▶ [WHAT THE TASK ASKS]
Give the number of lines in the data that hold the string "style". Nothing else is needed.

▶ [DATA SUPPLIED]
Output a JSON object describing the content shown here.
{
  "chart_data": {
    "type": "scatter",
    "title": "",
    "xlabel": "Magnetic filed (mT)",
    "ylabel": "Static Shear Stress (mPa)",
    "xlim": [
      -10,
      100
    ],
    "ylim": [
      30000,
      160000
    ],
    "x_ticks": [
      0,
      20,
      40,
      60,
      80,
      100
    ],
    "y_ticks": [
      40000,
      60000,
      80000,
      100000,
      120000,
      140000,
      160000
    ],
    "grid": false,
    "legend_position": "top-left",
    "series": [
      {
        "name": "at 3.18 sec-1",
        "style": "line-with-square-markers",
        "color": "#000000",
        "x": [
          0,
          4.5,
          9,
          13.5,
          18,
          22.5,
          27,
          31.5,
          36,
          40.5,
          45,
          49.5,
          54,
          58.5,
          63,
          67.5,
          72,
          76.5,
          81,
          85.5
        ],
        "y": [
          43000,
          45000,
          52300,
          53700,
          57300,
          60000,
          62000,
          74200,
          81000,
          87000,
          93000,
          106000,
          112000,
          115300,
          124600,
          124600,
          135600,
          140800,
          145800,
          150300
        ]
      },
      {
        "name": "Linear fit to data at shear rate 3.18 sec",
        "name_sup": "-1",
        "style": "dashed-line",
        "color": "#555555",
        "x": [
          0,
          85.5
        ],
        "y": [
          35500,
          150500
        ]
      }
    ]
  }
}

▶ [EXERCISE RESPONSE]
2